■ **RECORDS SHOWN**:
****
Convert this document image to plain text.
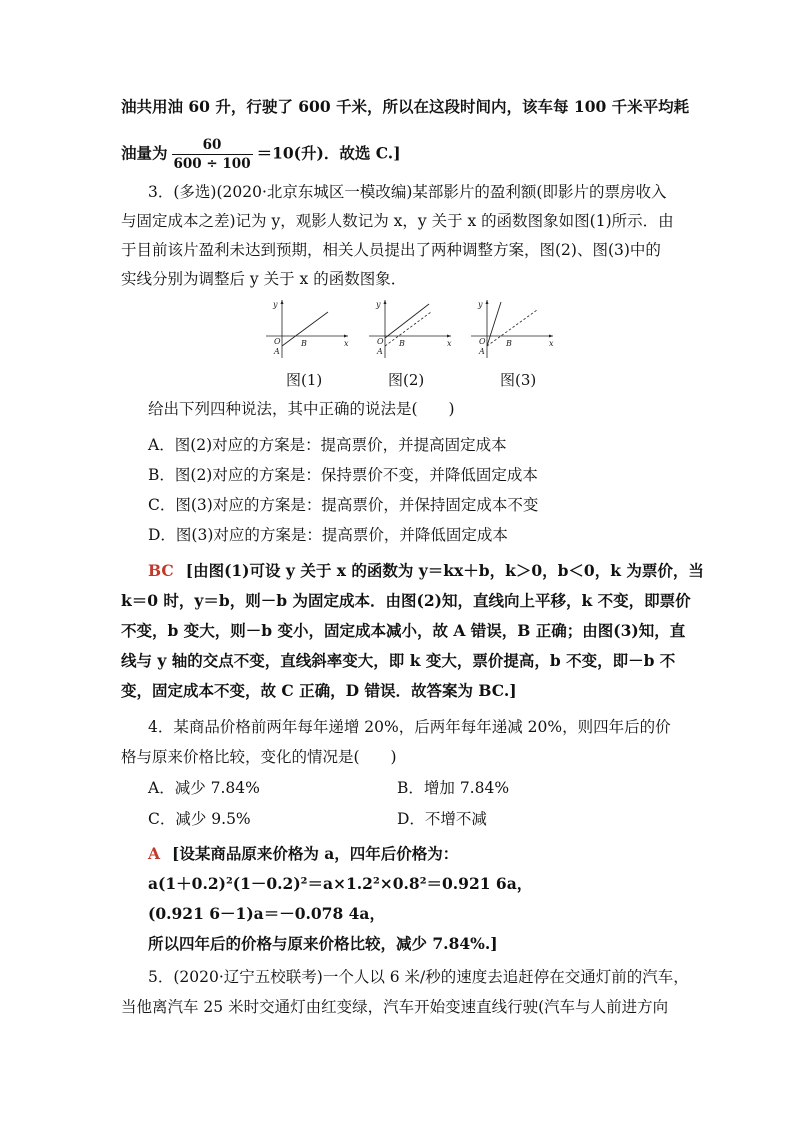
油共用油 60 升，行驶了 600 千米，所以在这段时间内，该车每 100 千米平均耗
油量为 $\frac{60}{600 \div 100} =10$(升)．故选 C.]
3．(多选)(2020·北京东城区一模改编)某部影片的盈利额(即影片的票房收入
与固定成本之差)记为 y，观影人数记为 x，y 关于 x 的函数图象如图(1)所示．由
于目前该片盈利未达到预期，相关人员提出了两种调整方案，图(2)、图(3)中的
实线分别为调整后 y 关于 x 的函数图象．
y
x
O
A
B
y
x
O
A
B
y
x
O
A
B
图(1)	图(2)	图(3)
给出下列四种说法，其中正确的说法是(　　)
A．图(2)对应的方案是：提高票价，并提高固定成本
B．图(2)对应的方案是：保持票价不变，并降低固定成本
C．图(3)对应的方案是：提高票价，并保持固定成本不变
D．图(3)对应的方案是：提高票价，并降低固定成本
BC [由图(1)可设 y 关于 x 的函数为 y＝kx＋b，k＞0，b＜0，k 为票价，当
k＝0 时，y＝b，则－b 为固定成本．由图(2)知，直线向上平移，k 不变，即票价
不变，b 变大，则－b 变小，固定成本减小，故 A 错误，B 正确；由图(3)知，直
线与 y 轴的交点不变，直线斜率变大，即 k 变大，票价提高，b 不变，即－b 不
变，固定成本不变，故 C 正确，D 错误．故答案为 BC.]
4．某商品价格前两年每年递增 20%，后两年每年递减 20%，则四年后的价
格与原来价格比较，变化的情况是(　　)
A．减少 7.84%	B．增加 7.84%
C．减少 9.5%	D．不增不减
A [设某商品原来价格为 a，四年后价格为：
a(1＋0.2)²(1－0.2)²＝a×1.2²×0.8²＝0.921 6a，
(0.921 6－1)a＝－0.078 4a，
所以四年后的价格与原来价格比较，减少 7.84%.]
5．(2020·辽宁五校联考)一个人以 6 米/秒的速度去追赶停在交通灯前的汽车，
当他离汽车 25 米时交通灯由红变绿，汽车开始变速直线行驶(汽车与人前进方向
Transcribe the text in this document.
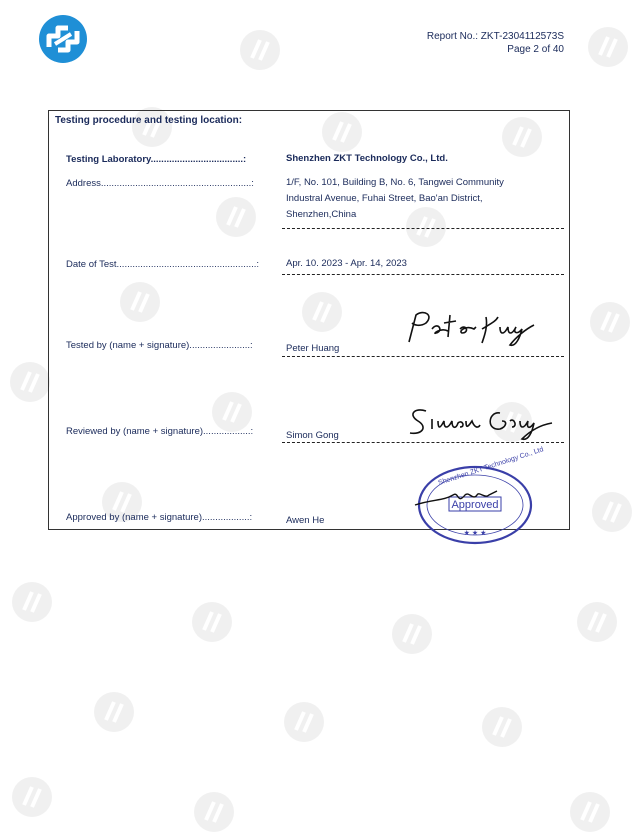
Report No.: ZKT-2304112573S
Page 2 of 40
Testing procedure and testing location:
Testing Laboratory...................................:	Shenzhen ZKT Technology Co., Ltd.
Address.........................................................:	1/F, No. 101, Building B, No. 6, Tangwei Community
Industral Avenue, Fuhai Street, Bao'an District,
Shenzhen,China
Date of Test.....................................................:	Apr. 10. 2023 - Apr. 14, 2023
Tested by (name + signature).......................:	Peter Huang
Reviewed by (name + signature)..................:	Simon Gong
Approved by (name + signature)..................:	Awen He
Approved
Shenzhen ZKT Technology Co., Ltd
★ ★ ★
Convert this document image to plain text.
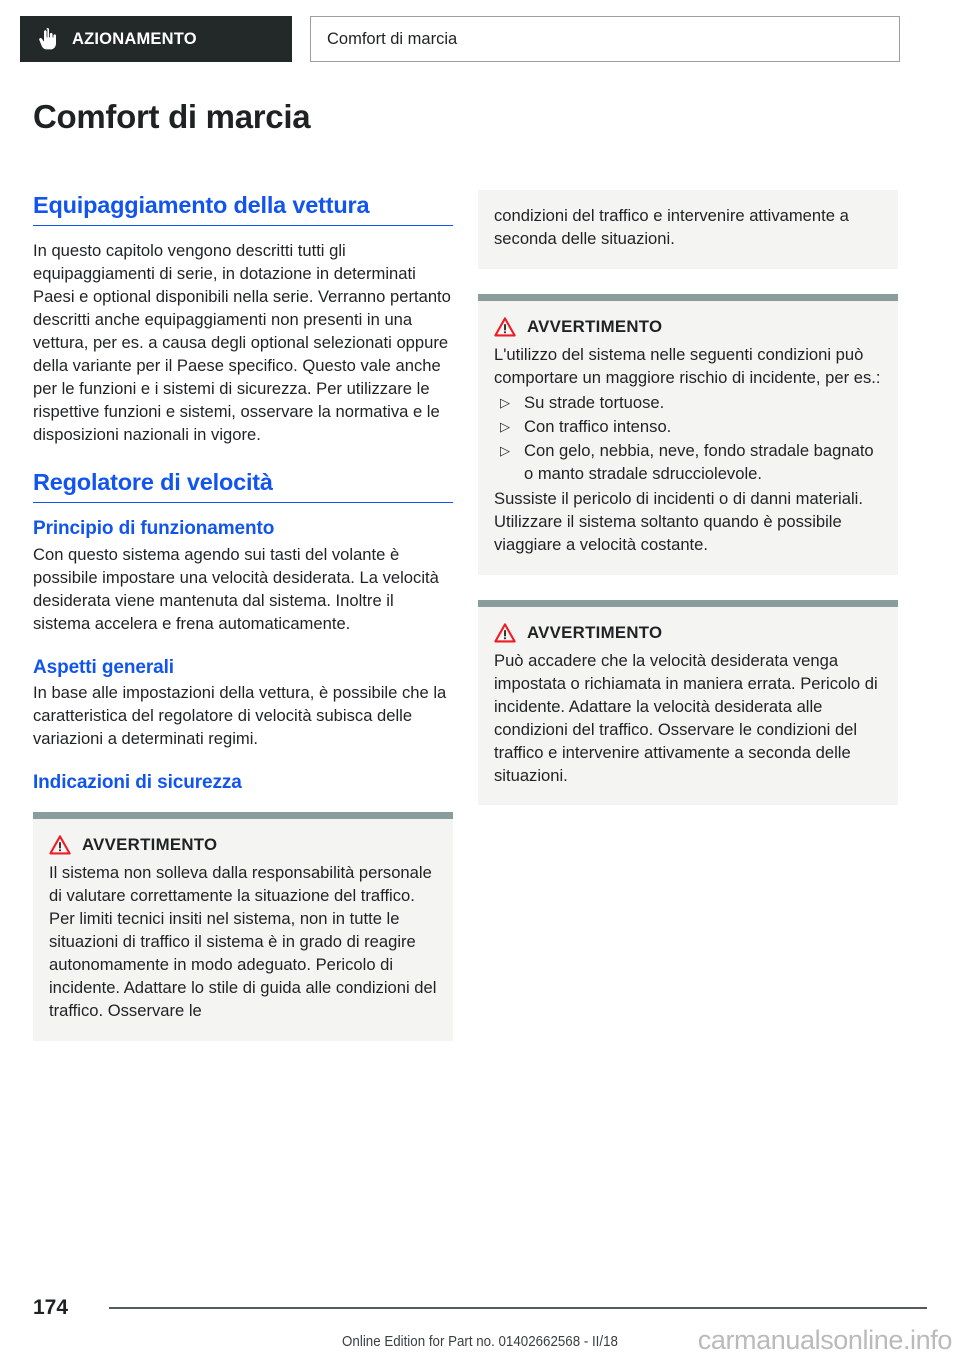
AZIONAMENTO	Comfort di marcia
Comfort di marcia
Equipaggiamento della vettura

In questo capitolo vengono descritti tutti gli equipaggiamenti di serie, in dotazione in determinati Paesi e optional disponibili nella serie. Verranno pertanto descritti anche equipaggiamenti non presenti in una vettura, per es. a causa degli optional selezionati oppure della variante per il Paese specifico. Questo vale anche per le funzioni e i sistemi di sicurezza. Per utilizzare le rispettive funzioni e sistemi, osservare la normativa e le disposizioni nazionali in vigore.

Regolatore di velocità
Principio di funzionamento

Con questo sistema agendo sui tasti del volante è possibile impostare una velocità desiderata. La velocità desiderata viene mantenuta dal sistema. Inoltre il sistema accelera e frena automaticamente.

Aspetti generali

In base alle impostazioni della vettura, è possibile che la caratteristica del regolatore di velocità subisca delle variazioni a determinati regimi.

Indicazioni di sicurezza
AVVERTIMENTO

Il sistema non solleva dalla responsabilità personale di valutare correttamente la situazione del traffico. Per limiti tecnici insiti nel sistema, non in tutte le situazioni di traffico il sistema è in grado di reagire autonomamente in modo adeguato. Pericolo di incidente. Adattare lo stile di guida alle condizioni del traffico. Osservare le

condizioni del traffico e intervenire attivamente a seconda delle situazioni.

AVVERTIMENTO

L'utilizzo del sistema nelle seguenti condizioni può comportare un maggiore rischio di incidente, per es.:

▷ Su strade tortuose.
▷ Con traffico intenso.
▷ Con gelo, nebbia, neve, fondo stradale bagnato o manto stradale sdrucciolevole.

Sussiste il pericolo di incidenti o di danni materiali. Utilizzare il sistema soltanto quando è possibile viaggiare a velocità costante.

AVVERTIMENTO

Può accadere che la velocità desiderata venga impostata o richiamata in maniera errata. Pericolo di incidente. Adattare la velocità desiderata alle condizioni del traffico. Osservare le condizioni del traffico e intervenire attivamente a seconda delle situazioni.

174
Online Edition for Part no. 01402662568 - II/18	carmanualsonline.info
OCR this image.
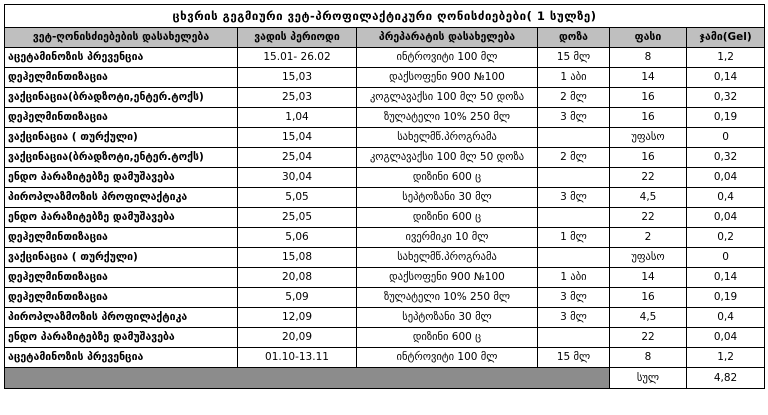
ცხვრის გეგმიური ვეტ-პროფილაქტიკური ღონისძიებები( 1 სულზე)					
ვეტ-ღონისძიებების დასახელება	ვადის პერიოდი	პრეპარატის დასახელება	დოზა	ფასი	ჯამი(Gel)
აცეტამინოზის პრევენცია	15.01- 26.02	ინტროვიტი 100 მლ	15 მლ	8	1,2
დეჰელმინთიზაცია	15,03	დაქსოფენი 900 №100	1 აბი	14	0,14
ვაქცინაცია(ბრადზოტი,ენტერ.ტოქს)	25,03	კოგლავაქსი 100 მლ 50 დოზა	2 მლ	16	0,32
დეჰელმინთიზაცია	1,04	ზულატელი 10% 250 მლ	3 მლ	16	0,19
ვაქცინაცია ( თურქული)	15,04	სახელმწ.პროგრამა		უფასო	0
ვაქცინაცია(ბრადზოტი,ენტერ.ტოქს)	25,04	კოგლავაქსი 100 მლ 50 დოზა	2 მლ	16	0,32
ენდო პარაზიტებზე დამუშავება	30,04	დიზინი 600 ც		22	0,04
პიროპლაზმოზის პროფილაქტიკა	5,05	სეპტოზანი 30 მლ	3 მლ	4,5	0,4
ენდო პარაზიტებზე დამუშავება	25,05	დიზინი 600 ც		22	0,04
დეჰელმინთიზაცია	5,06	ივერმიკი 10 მლ	1 მლ	2	0,2
ვაქცინაცია ( თურქული)	15,08	სახელმწ.პროგრამა		უფასო	0
დეჰელმინთიზაცია	20,08	დაქსოფენი 900 №100	1 აბი	14	0,14
დეჰელმინთიზაცია	5,09	ზულატელი 10% 250 მლ	3 მლ	16	0,19
პიროპლაზმოზის პროფილაქტიკა	12,09	სეპტოზანი 30 მლ	3 მლ	4,5	0,4
ენდო პარაზიტებზე დამუშავება	20,09	დიზინი 600 ც		22	0,04
აცეტამინოზის პრევენცია	01.10-13.11	ინტროვიტი 100 მლ	15 მლ	8	1,2
				სულ	4,82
****
■ **GIVEN PROBLEM**: Restate the records above in full, word for word. Keep pictures out.

■ **SOLUTION BELOW**:
Convert this document image to plain text.
油共用油 60 升，行驶了 600 千米，所以在这段时间内，该车每 100 千米平均耗
油量为 $\frac{60}{600 \div 100} =10$(升)．故选 C.]
3．(多选)(2020·北京东城区一模改编)某部影片的盈利额(即影片的票房收入
与固定成本之差)记为 y，观影人数记为 x，y 关于 x 的函数图象如图(1)所示．由
于目前该片盈利未达到预期，相关人员提出了两种调整方案，图(2)、图(3)中的
实线分别为调整后 y 关于 x 的函数图象．
y
x
O
A
B
y
x
O
A
B
y
x
O
A
B
图(1)	图(2)	图(3)
给出下列四种说法，其中正确的说法是(　　)
A．图(2)对应的方案是：提高票价，并提高固定成本
B．图(2)对应的方案是：保持票价不变，并降低固定成本
C．图(3)对应的方案是：提高票价，并保持固定成本不变
D．图(3)对应的方案是：提高票价，并降低固定成本
BC [由图(1)可设 y 关于 x 的函数为 y＝kx＋b，k＞0，b＜0，k 为票价，当
k＝0 时，y＝b，则－b 为固定成本．由图(2)知，直线向上平移，k 不变，即票价
不变，b 变大，则－b 变小，固定成本减小，故 A 错误，B 正确；由图(3)知，直
线与 y 轴的交点不变，直线斜率变大，即 k 变大，票价提高，b 不变，即－b 不
变，固定成本不变，故 C 正确，D 错误．故答案为 BC.]
4．某商品价格前两年每年递增 20%，后两年每年递减 20%，则四年后的价
格与原来价格比较，变化的情况是(　　)
A．减少 7.84%	B．增加 7.84%
C．减少 9.5%	D．不增不减
A [设某商品原来价格为 a，四年后价格为：
a(1＋0.2)²(1－0.2)²＝a×1.2²×0.8²＝0.921 6a，
(0.921 6－1)a＝－0.078 4a，
所以四年后的价格与原来价格比较，减少 7.84%.]
5．(2020·辽宁五校联考)一个人以 6 米/秒的速度去追赶停在交通灯前的汽车，
当他离汽车 25 米时交通灯由红变绿，汽车开始变速直线行驶(汽车与人前进方向
Transcribe the text in this document.
Report No.: ZKT-2304112573S
Page 2 of 40
Testing procedure and testing location:
Testing Laboratory...................................:	Shenzhen ZKT Technology Co., Ltd.
Address.........................................................:	1/F, No. 101, Building B, No. 6, Tangwei Community
Industral Avenue, Fuhai Street, Bao'an District,
Shenzhen,China
Date of Test.....................................................:	Apr. 10. 2023 - Apr. 14, 2023
Tested by (name + signature).......................:	Peter Huang
Reviewed by (name + signature)..................:	Simon Gong
Approved by (name + signature)..................:	Awen He
Approved
Shenzhen ZKT Technology Co., Ltd
★ ★ ★
Convert this document image to plain text.
AZIONAMENTO	Comfort di marcia
Comfort di marcia
Equipaggiamento della vettura

In questo capitolo vengono descritti tutti gli equipaggiamenti di serie, in dotazione in determinati Paesi e optional disponibili nella serie. Verranno pertanto descritti anche equipaggiamenti non presenti in una vettura, per es. a causa degli optional selezionati oppure della variante per il Paese specifico. Questo vale anche per le funzioni e i sistemi di sicurezza. Per utilizzare le rispettive funzioni e sistemi, osservare la normativa e le disposizioni nazionali in vigore.

Regolatore di velocità
Principio di funzionamento

Con questo sistema agendo sui tasti del volante è possibile impostare una velocità desiderata. La velocità desiderata viene mantenuta dal sistema. Inoltre il sistema accelera e frena automaticamente.

Aspetti generali

In base alle impostazioni della vettura, è possibile che la caratteristica del regolatore di velocità subisca delle variazioni a determinati regimi.

Indicazioni di sicurezza
AVVERTIMENTO

Il sistema non solleva dalla responsabilità personale di valutare correttamente la situazione del traffico. Per limiti tecnici insiti nel sistema, non in tutte le situazioni di traffico il sistema è in grado di reagire autonomamente in modo adeguato. Pericolo di incidente. Adattare lo stile di guida alle condizioni del traffico. Osservare le

condizioni del traffico e intervenire attivamente a seconda delle situazioni.

AVVERTIMENTO

L'utilizzo del sistema nelle seguenti condizioni può comportare un maggiore rischio di incidente, per es.:

▷ Su strade tortuose.
▷ Con traffico intenso.
▷ Con gelo, nebbia, neve, fondo stradale bagnato o manto stradale sdrucciolevole.

Sussiste il pericolo di incidenti o di danni materiali. Utilizzare il sistema soltanto quando è possibile viaggiare a velocità costante.

AVVERTIMENTO

Può accadere che la velocità desiderata venga impostata o richiamata in maniera errata. Pericolo di incidente. Adattare la velocità desiderata alle condizioni del traffico. Osservare le condizioni del traffico e intervenire attivamente a seconda delle situazioni.

174
Online Edition for Part no. 01402662568 - II/18	carmanualsonline.info
OCR this image.
ცხვრის გეგმიური ვეტ-პროფილაქტიკური ღონისძიებები( 1 სულზე)					
ვეტ-ღონისძიებების დასახელება	ვადის პერიოდი	პრეპარატის დასახელება	დოზა	ფასი	ჯამი(Gel)
აცეტამინოზის პრევენცია	15.01- 26.02	ინტროვიტი 100 მლ	15 მლ	8	1,2
დეჰელმინთიზაცია	15,03	დაქსოფენი 900 №100	1 აბი	14	0,14
ვაქცინაცია(ბრადზოტი,ენტერ.ტოქს)	25,03	კოგლავაქსი 100 მლ 50 დოზა	2 მლ	16	0,32
დეჰელმინთიზაცია	1,04	ზულატელი 10% 250 მლ	3 მლ	16	0,19
ვაქცინაცია ( თურქული)	15,04	სახელმწ.პროგრამა		უფასო	0
ვაქცინაცია(ბრადზოტი,ენტერ.ტოქს)	25,04	კოგლავაქსი 100 მლ 50 დოზა	2 მლ	16	0,32
ენდო პარაზიტებზე დამუშავება	30,04	დიზინი 600 ც		22	0,04
პიროპლაზმოზის პროფილაქტიკა	5,05	სეპტოზანი 30 მლ	3 მლ	4,5	0,4
ენდო პარაზიტებზე დამუშავება	25,05	დიზინი 600 ც		22	0,04
დეჰელმინთიზაცია	5,06	ივერმიკი 10 მლ	1 მლ	2	0,2
ვაქცინაცია ( თურქული)	15,08	სახელმწ.პროგრამა		უფასო	0
დეჰელმინთიზაცია	20,08	დაქსოფენი 900 №100	1 აბი	14	0,14
დეჰელმინთიზაცია	5,09	ზულატელი 10% 250 მლ	3 მლ	16	0,19
პიროპლაზმოზის პროფილაქტიკა	12,09	სეპტოზანი 30 მლ	3 მლ	4,5	0,4
ენდო პარაზიტებზე დამუშავება	20,09	დიზინი 600 ც		22	0,04
აცეტამინოზის პრევენცია	01.10-13.11	ინტროვიტი 100 მლ	15 მლ	8	1,2
				სულ	4,82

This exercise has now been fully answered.